REQUIRED TASK
Return only the number of lines in the entries below that hold the word "title".

EXERCISE MATERIAL
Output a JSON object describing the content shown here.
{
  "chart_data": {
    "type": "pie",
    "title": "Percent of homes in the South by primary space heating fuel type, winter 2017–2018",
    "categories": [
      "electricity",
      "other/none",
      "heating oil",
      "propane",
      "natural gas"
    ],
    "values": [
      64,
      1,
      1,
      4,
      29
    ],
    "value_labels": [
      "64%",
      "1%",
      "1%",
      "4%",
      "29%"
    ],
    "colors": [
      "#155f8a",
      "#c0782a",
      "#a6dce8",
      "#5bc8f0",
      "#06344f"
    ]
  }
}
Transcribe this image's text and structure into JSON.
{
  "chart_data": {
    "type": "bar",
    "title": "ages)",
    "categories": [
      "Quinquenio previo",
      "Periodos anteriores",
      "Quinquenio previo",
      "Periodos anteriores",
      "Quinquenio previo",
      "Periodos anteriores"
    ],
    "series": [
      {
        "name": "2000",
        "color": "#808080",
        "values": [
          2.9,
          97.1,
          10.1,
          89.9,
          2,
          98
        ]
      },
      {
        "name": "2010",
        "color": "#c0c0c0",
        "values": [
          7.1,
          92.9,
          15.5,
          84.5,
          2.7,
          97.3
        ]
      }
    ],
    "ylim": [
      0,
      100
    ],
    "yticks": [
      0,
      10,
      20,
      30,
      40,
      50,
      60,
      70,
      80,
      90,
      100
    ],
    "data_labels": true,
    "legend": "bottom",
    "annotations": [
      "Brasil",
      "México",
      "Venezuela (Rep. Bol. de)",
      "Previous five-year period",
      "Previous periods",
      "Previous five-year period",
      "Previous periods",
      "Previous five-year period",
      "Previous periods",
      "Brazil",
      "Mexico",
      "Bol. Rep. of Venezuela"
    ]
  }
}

SOLUTION
2